◆ STATED PROBLEM
Return, unchanged, every line of the entries from the first one through the line containing "svg-text:0.00: 0.00 [1639,655,1658,667]", with both of those lines included.
***
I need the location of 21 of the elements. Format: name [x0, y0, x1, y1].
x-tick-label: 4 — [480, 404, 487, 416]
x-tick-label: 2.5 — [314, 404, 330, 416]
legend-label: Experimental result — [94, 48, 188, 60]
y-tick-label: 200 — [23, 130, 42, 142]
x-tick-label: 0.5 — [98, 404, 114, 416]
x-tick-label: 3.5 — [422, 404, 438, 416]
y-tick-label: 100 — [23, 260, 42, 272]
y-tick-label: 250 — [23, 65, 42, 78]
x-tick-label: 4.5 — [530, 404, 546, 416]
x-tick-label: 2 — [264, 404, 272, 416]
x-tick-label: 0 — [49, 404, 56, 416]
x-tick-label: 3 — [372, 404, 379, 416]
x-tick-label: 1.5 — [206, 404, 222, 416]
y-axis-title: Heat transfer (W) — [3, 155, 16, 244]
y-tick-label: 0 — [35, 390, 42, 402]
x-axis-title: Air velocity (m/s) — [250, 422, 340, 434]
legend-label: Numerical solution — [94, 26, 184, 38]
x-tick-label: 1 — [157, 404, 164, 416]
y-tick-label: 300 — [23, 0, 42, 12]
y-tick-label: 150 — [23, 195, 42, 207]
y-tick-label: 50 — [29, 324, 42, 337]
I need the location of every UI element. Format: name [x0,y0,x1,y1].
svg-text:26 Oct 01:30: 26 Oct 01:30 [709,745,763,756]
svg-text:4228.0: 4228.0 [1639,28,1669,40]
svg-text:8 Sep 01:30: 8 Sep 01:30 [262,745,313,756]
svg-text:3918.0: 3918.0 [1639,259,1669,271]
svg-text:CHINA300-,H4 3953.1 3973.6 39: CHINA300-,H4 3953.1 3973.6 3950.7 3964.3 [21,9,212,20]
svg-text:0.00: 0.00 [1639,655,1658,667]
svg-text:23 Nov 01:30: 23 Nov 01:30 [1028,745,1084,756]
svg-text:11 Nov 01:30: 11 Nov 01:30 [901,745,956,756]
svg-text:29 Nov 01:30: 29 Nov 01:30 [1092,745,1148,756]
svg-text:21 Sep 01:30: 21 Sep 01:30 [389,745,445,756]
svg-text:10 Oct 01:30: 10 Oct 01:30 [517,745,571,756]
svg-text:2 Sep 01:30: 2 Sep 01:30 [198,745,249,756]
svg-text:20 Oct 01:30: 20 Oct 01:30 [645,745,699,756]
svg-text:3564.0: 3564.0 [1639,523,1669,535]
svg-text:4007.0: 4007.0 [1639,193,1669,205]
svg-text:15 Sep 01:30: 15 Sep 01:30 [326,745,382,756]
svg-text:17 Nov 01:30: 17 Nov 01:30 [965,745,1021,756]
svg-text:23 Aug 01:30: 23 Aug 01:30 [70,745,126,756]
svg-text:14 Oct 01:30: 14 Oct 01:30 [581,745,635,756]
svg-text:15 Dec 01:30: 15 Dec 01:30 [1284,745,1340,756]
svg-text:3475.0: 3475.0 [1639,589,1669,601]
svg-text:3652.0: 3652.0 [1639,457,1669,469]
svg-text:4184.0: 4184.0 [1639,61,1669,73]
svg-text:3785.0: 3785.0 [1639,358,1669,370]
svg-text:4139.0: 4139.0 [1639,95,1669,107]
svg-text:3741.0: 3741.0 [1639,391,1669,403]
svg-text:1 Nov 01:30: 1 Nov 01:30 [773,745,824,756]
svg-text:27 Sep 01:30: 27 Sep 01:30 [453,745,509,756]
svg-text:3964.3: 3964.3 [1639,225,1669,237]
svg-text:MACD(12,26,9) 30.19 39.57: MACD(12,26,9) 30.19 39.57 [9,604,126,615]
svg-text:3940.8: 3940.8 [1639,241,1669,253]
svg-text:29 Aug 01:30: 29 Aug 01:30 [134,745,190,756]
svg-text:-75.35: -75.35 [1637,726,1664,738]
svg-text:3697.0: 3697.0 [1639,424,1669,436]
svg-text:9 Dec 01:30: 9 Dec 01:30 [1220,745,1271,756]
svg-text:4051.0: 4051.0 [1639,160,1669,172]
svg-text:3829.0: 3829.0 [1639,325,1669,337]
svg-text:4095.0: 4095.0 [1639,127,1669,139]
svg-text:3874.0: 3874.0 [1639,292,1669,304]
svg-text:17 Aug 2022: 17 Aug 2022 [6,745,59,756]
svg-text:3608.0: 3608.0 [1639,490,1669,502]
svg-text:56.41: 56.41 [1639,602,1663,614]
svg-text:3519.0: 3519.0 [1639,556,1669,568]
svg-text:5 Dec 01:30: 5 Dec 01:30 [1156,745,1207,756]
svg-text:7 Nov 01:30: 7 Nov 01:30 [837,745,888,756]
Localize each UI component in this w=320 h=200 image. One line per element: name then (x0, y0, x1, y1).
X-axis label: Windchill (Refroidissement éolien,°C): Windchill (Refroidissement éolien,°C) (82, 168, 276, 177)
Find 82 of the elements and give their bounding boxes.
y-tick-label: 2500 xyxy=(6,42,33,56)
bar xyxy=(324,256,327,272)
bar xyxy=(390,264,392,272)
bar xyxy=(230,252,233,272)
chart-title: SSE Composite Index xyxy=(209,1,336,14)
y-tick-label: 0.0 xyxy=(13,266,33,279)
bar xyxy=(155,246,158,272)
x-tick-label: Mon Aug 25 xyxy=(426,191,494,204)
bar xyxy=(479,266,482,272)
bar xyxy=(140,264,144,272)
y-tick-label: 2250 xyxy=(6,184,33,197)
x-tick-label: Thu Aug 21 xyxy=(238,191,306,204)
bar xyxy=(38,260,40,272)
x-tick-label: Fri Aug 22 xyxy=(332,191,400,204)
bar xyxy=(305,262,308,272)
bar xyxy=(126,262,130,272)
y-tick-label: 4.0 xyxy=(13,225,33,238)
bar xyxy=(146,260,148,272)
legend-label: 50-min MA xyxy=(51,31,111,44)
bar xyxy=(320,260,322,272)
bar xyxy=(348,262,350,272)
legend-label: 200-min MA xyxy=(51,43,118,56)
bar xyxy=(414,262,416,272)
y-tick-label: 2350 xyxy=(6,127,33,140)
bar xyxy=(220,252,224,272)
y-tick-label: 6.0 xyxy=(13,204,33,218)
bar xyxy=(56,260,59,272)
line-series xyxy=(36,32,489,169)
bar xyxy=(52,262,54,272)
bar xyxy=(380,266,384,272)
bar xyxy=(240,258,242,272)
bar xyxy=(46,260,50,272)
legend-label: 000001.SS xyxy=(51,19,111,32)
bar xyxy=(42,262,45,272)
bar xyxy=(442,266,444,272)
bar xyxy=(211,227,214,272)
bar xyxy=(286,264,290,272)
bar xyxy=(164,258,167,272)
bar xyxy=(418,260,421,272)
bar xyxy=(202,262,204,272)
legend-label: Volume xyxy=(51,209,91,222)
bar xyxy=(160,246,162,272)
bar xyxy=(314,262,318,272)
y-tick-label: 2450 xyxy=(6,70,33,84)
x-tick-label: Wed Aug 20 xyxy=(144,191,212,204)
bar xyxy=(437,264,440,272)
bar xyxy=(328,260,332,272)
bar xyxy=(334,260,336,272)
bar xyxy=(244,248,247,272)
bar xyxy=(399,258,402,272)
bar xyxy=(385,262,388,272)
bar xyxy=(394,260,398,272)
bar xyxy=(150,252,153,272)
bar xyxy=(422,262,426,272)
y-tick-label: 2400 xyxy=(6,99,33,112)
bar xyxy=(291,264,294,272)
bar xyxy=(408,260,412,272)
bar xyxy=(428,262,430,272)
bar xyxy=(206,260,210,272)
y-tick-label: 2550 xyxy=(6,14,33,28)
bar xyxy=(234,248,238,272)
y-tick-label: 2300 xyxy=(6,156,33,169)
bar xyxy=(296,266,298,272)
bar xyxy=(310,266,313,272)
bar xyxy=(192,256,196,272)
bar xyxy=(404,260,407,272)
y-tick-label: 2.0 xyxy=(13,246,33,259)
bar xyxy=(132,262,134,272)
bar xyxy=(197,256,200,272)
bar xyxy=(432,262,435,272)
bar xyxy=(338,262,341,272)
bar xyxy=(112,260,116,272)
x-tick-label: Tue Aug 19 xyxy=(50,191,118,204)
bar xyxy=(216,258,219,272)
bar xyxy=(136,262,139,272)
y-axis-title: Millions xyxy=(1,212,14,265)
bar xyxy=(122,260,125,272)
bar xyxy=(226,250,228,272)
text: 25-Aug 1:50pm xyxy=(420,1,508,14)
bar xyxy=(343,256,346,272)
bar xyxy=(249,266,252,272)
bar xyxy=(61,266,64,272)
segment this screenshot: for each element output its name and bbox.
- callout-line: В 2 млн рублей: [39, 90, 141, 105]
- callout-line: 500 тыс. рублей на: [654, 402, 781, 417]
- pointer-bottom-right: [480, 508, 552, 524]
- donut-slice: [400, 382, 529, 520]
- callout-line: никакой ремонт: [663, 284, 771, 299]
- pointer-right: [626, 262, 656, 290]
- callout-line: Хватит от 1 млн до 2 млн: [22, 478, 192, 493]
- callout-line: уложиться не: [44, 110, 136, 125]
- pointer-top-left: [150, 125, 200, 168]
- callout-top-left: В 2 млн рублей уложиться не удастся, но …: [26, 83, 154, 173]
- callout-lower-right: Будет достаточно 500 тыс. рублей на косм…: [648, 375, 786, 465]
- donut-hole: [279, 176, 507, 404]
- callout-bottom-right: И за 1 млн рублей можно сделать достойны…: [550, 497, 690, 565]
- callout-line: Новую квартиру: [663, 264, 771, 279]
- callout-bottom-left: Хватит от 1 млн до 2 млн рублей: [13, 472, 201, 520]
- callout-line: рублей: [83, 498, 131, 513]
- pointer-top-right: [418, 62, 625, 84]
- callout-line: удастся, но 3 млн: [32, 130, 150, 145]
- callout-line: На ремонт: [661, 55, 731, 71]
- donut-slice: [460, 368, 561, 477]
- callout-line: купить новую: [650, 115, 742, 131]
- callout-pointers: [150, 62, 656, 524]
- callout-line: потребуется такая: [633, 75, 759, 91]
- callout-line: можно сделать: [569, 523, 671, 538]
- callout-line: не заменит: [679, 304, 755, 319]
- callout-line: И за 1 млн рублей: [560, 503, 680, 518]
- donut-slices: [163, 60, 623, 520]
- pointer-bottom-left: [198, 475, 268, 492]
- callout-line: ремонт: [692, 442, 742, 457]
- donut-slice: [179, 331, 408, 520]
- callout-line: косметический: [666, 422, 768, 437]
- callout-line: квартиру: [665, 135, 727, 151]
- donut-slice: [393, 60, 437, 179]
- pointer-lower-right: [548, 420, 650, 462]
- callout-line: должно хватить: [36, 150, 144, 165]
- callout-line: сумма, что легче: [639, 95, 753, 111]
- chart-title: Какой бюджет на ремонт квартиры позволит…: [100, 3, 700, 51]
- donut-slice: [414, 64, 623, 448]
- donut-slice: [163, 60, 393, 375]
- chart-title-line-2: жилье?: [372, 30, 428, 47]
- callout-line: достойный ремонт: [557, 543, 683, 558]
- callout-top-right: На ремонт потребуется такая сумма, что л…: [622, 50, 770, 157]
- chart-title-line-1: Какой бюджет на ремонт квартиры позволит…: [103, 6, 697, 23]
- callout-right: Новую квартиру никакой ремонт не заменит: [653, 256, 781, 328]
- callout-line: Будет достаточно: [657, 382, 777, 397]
***
◆ REPLY
I need the location of 21 of the elements. Format: name [x0, y0, x1, y1].
x-tick-label: 4 — [480, 404, 487, 416]
x-tick-label: 2.5 — [314, 404, 330, 416]
legend-label: Experimental result — [94, 48, 188, 60]
y-tick-label: 200 — [23, 130, 42, 142]
x-tick-label: 0.5 — [98, 404, 114, 416]
x-tick-label: 3.5 — [422, 404, 438, 416]
y-tick-label: 100 — [23, 260, 42, 272]
y-tick-label: 250 — [23, 65, 42, 78]
x-tick-label: 4.5 — [530, 404, 546, 416]
x-tick-label: 2 — [264, 404, 272, 416]
x-tick-label: 0 — [49, 404, 56, 416]
x-tick-label: 3 — [372, 404, 379, 416]
x-tick-label: 1.5 — [206, 404, 222, 416]
y-axis-title: Heat transfer (W) — [3, 155, 16, 244]
y-tick-label: 0 — [35, 390, 42, 402]
x-axis-title: Air velocity (m/s) — [250, 422, 340, 434]
legend-label: Numerical solution — [94, 26, 184, 38]
x-tick-label: 1 — [157, 404, 164, 416]
y-tick-label: 300 — [23, 0, 42, 12]
y-tick-label: 150 — [23, 195, 42, 207]
y-tick-label: 50 — [29, 324, 42, 337]
I need the location of every UI element. Format: name [x0,y0,x1,y1].
svg-text:26 Oct 01:30: 26 Oct 01:30 [709,745,763,756]
svg-text:4228.0: 4228.0 [1639,28,1669,40]
svg-text:8 Sep 01:30: 8 Sep 01:30 [262,745,313,756]
svg-text:3918.0: 3918.0 [1639,259,1669,271]
svg-text:CHINA300-,H4 3953.1 3973.6 39: CHINA300-,H4 3953.1 3973.6 3950.7 3964.3 [21,9,212,20]
svg-text:0.00: 0.00 [1639,655,1658,667]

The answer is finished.